▶ _Written request_: Keep only the lines of the data below that contain "this", and copy them.

▶ _Recorded information_:
>>>

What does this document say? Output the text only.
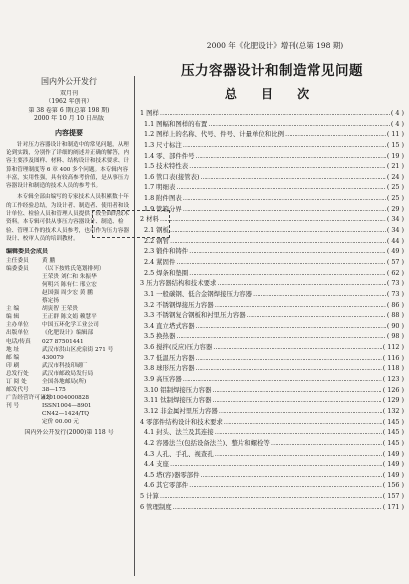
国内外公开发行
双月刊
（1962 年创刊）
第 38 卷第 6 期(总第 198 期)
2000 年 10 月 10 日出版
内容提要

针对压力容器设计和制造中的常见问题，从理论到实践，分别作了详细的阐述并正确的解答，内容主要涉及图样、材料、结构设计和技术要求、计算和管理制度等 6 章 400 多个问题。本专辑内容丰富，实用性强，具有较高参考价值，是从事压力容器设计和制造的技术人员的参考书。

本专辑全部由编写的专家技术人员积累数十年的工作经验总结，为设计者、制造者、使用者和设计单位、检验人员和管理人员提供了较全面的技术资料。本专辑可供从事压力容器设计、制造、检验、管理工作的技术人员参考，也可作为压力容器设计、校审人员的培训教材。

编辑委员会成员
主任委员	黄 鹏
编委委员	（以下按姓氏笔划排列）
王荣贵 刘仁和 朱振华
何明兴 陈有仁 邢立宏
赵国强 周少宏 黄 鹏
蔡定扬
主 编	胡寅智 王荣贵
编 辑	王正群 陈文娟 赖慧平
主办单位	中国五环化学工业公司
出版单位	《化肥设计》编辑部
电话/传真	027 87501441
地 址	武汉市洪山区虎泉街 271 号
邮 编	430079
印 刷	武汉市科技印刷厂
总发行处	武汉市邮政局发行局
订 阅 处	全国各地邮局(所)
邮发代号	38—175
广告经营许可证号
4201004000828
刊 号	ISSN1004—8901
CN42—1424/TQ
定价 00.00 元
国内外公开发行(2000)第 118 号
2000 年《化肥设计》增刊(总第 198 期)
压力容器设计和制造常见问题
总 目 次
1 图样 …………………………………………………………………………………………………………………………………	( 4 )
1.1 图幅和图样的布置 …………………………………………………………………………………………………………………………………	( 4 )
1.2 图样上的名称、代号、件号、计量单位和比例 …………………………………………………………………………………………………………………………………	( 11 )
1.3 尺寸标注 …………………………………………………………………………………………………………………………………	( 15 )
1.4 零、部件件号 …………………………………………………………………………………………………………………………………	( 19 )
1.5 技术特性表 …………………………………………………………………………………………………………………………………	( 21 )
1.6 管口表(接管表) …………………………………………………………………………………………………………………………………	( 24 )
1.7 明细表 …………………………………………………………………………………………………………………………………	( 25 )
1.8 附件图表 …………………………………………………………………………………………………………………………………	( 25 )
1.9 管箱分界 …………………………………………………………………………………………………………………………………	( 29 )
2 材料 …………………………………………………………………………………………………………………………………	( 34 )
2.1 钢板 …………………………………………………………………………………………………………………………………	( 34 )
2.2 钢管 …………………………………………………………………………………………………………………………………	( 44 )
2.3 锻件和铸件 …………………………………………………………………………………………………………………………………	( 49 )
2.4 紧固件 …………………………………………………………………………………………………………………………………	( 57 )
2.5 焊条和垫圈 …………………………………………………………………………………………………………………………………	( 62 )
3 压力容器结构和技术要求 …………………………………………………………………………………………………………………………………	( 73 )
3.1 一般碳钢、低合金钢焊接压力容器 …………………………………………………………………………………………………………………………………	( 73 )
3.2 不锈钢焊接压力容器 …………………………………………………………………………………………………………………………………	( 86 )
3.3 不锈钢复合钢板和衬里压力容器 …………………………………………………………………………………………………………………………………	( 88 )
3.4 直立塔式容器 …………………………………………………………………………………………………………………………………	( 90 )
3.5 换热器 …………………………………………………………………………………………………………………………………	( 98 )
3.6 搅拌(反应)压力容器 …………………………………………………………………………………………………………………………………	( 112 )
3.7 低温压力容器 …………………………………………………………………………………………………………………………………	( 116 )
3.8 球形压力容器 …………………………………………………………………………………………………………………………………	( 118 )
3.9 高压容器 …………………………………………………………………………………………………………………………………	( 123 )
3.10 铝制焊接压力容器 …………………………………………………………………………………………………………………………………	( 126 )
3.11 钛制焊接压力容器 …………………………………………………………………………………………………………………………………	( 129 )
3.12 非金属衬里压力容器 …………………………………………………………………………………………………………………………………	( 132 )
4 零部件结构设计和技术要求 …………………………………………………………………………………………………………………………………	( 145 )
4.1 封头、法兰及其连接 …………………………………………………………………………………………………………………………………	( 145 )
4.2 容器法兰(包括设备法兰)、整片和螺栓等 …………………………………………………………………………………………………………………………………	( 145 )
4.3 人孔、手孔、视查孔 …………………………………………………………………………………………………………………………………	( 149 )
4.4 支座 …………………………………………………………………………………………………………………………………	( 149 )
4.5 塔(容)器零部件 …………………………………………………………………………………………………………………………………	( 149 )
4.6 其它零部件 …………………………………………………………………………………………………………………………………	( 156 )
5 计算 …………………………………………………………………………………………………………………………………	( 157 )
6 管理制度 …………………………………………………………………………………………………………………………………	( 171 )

<<<
>>>

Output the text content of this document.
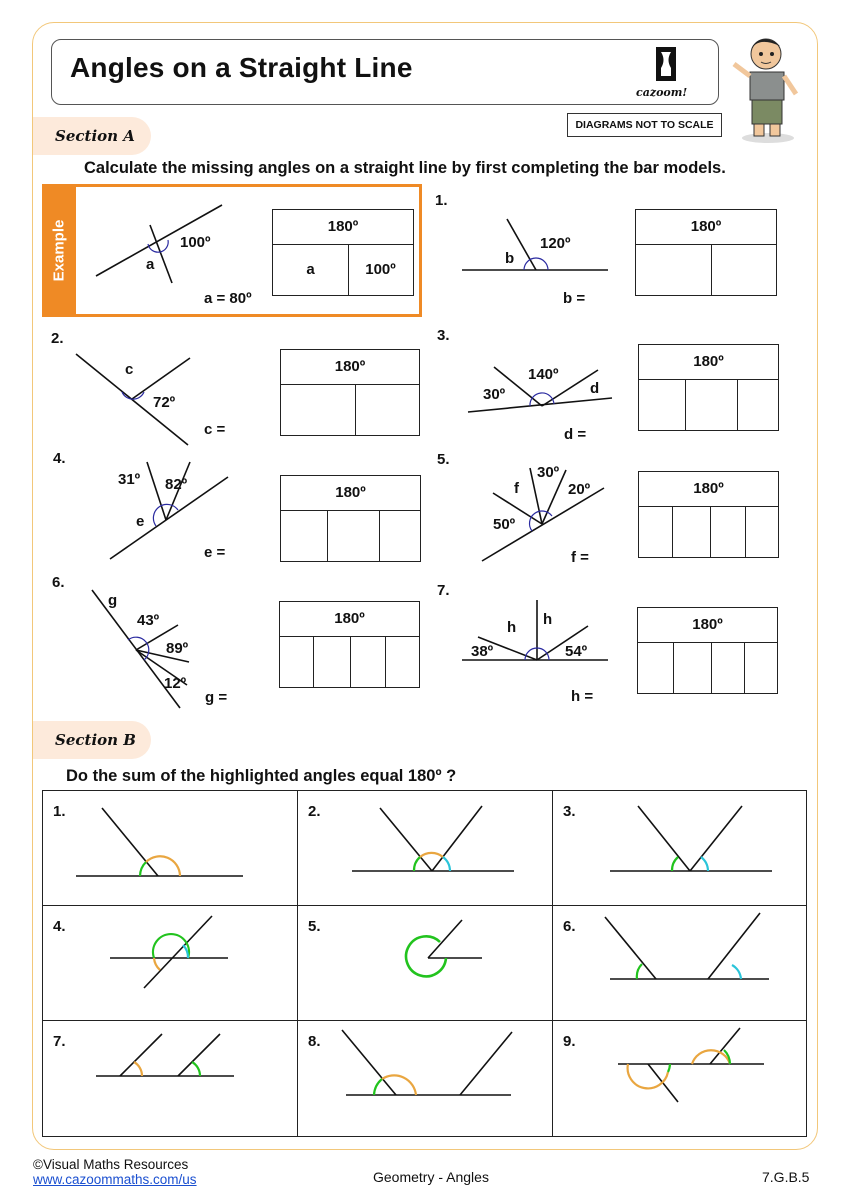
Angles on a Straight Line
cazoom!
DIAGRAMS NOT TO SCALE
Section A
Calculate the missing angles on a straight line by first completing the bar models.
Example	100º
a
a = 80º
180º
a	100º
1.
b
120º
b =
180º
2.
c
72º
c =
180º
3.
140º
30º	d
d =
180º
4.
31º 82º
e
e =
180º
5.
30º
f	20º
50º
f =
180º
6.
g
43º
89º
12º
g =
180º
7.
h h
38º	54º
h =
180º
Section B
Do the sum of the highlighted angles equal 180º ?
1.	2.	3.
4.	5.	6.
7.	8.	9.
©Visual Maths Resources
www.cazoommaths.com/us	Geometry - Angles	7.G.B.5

<<<

▶ _Task solution_:
What does this document say? Output the text only.
Output the text content of this document.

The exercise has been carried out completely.